[Stored records]

[BEGIN]

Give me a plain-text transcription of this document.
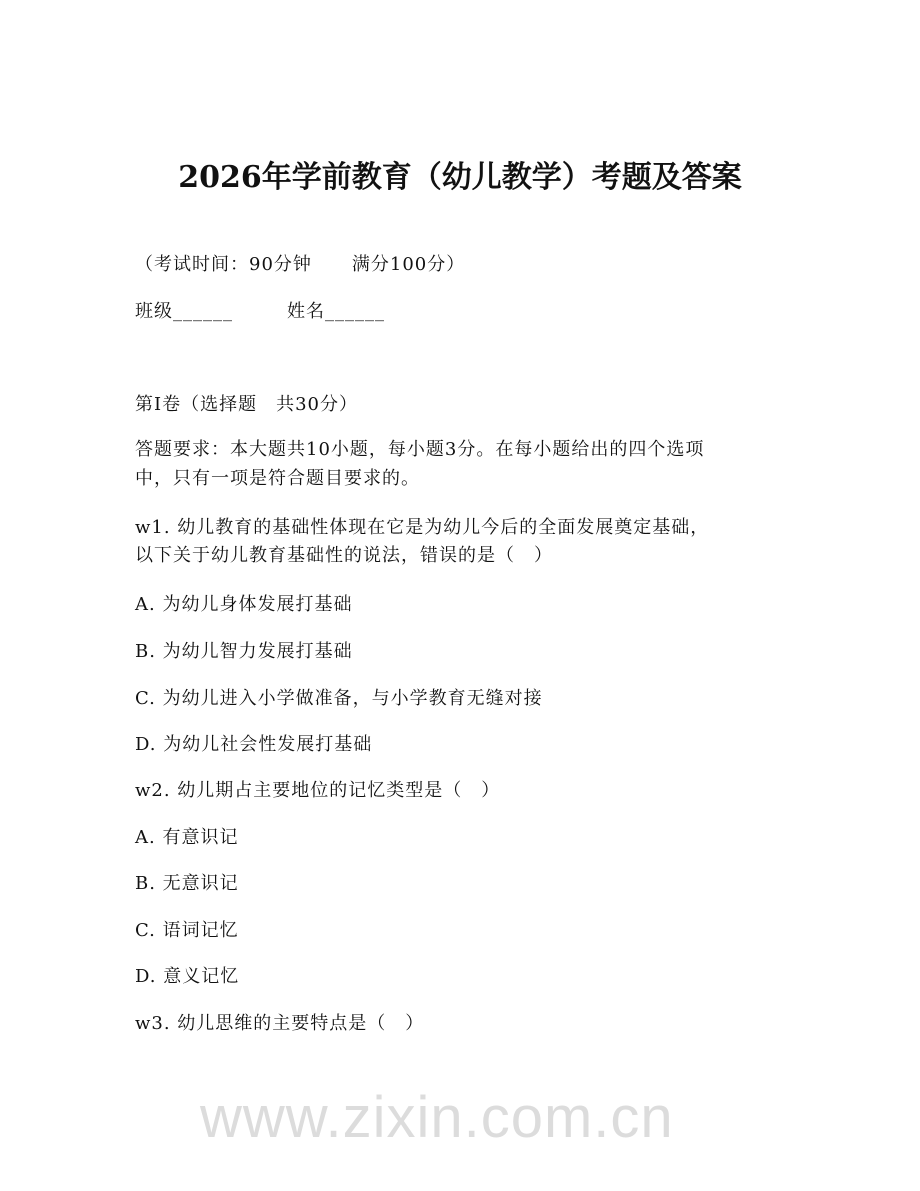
2026年学前教育（幼儿教学）考题及答案
（考试时间：90分钟 满分100分）
班级______	姓名______
第I卷（选择题　共30分）
答题要求：本大题共10小题，每小题3分。在每小题给出的四个选项
中，只有一项是符合题目要求的。
w1. 幼儿教育的基础性体现在它是为幼儿今后的全面发展奠定基础，
以下关于幼儿教育基础性的说法，错误的是（　）
A. 为幼儿身体发展打基础
B. 为幼儿智力发展打基础
C. 为幼儿进入小学做准备，与小学教育无缝对接
D. 为幼儿社会性发展打基础
w2. 幼儿期占主要地位的记忆类型是（　）
A. 有意识记
B. 无意识记
C. 语词记忆
D. 意义记忆
w3. 幼儿思维的主要特点是（　）
www.zixin.com.cn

[END]

* **WHAT THE EXERCISE ASKS**
Pictures are excluded; output everything else in the data verbatim.

* **ANSWER TO THIS EXERCISE**
Give me a plain-text transcription of this document.
2026年学前教育（幼儿教学）考题及答案
（考试时间：90分钟 满分100分）
班级______	姓名______
第I卷（选择题　共30分）
答题要求：本大题共10小题，每小题3分。在每小题给出的四个选项
中，只有一项是符合题目要求的。
w1. 幼儿教育的基础性体现在它是为幼儿今后的全面发展奠定基础，
以下关于幼儿教育基础性的说法，错误的是（　）
A. 为幼儿身体发展打基础
B. 为幼儿智力发展打基础
C. 为幼儿进入小学做准备，与小学教育无缝对接
D. 为幼儿社会性发展打基础
w2. 幼儿期占主要地位的记忆类型是（　）
A. 有意识记
B. 无意识记
C. 语词记忆
D. 意义记忆
w3. 幼儿思维的主要特点是（　）
www.zixin.com.cn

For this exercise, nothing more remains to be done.